**Exercise brief**
Gather each line containing the string "recitation" from these entries.
___ Extracted records ___
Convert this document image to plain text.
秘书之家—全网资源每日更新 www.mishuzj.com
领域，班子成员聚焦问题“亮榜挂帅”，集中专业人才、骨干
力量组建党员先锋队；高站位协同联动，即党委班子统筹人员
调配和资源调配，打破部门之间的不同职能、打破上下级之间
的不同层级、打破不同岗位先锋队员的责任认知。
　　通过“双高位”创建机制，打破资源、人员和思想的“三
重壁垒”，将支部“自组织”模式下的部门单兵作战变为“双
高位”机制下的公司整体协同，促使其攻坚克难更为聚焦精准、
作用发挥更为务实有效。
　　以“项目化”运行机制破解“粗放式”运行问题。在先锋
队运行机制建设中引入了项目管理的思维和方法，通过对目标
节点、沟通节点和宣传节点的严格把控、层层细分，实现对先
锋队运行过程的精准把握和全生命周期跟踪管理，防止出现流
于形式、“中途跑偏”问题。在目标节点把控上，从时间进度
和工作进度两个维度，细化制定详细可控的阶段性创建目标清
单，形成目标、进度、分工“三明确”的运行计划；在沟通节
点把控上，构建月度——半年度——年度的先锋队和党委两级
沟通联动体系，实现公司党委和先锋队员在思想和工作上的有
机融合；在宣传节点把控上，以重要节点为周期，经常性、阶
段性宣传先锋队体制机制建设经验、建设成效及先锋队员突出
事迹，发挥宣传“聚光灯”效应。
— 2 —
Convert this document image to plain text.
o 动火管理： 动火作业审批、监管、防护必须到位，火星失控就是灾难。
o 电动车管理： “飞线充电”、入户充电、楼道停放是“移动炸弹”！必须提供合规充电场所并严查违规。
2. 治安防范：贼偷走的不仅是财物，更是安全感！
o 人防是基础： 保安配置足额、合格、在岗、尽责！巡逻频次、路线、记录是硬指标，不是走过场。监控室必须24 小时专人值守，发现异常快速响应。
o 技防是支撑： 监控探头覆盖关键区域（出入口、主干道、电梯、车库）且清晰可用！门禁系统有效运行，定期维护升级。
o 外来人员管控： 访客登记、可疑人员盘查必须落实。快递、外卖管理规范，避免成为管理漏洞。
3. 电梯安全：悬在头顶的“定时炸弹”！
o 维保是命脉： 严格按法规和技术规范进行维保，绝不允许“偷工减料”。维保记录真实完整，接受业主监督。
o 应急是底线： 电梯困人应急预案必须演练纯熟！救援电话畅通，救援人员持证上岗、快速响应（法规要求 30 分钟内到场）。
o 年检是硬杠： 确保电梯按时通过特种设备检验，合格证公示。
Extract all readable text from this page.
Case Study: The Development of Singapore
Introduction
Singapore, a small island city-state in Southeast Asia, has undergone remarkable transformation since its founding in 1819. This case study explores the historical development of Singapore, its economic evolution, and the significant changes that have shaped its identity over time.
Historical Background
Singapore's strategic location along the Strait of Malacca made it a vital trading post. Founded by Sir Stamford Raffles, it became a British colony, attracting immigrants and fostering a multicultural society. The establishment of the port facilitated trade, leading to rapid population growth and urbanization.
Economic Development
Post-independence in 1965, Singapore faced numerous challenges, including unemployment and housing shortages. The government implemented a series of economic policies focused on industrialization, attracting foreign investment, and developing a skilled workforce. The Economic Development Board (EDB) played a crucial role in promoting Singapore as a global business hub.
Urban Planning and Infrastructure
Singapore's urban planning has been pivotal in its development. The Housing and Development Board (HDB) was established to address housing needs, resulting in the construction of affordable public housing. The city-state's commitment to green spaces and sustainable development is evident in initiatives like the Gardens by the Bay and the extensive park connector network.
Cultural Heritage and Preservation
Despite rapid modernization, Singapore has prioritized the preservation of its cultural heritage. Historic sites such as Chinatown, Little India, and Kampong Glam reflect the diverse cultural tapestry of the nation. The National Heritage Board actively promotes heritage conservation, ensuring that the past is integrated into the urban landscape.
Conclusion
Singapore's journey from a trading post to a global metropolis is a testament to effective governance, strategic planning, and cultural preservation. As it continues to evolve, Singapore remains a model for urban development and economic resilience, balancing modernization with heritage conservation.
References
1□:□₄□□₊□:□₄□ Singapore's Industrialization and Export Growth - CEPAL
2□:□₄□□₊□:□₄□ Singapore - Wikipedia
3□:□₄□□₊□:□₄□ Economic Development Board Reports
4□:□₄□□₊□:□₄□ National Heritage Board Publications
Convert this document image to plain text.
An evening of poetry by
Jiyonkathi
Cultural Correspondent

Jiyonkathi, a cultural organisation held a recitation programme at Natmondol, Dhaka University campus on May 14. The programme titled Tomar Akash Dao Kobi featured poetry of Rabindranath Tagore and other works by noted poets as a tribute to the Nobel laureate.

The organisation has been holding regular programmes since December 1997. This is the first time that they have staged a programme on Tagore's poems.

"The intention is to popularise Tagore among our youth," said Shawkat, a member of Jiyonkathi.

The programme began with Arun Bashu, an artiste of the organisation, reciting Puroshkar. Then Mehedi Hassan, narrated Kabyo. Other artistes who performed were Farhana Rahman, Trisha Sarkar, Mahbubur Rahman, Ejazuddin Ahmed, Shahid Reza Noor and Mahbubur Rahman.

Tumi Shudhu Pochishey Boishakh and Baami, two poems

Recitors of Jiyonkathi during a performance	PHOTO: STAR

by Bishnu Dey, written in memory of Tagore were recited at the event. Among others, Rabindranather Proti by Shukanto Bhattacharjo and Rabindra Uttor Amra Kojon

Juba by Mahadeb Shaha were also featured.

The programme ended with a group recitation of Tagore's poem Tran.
___
**Response to this exercise**
Jiyonkathi, a cultural organisation held a recitation programme at Natmondol, Dhaka University campus on May 14. The programme titled Tomar Akash Dao Kobi featured poetry of Rabindranath Tagore and other works by noted poets as a tribute to the Nobel laureate.
The programme ended with a group recitation of Tagore's poem Tran.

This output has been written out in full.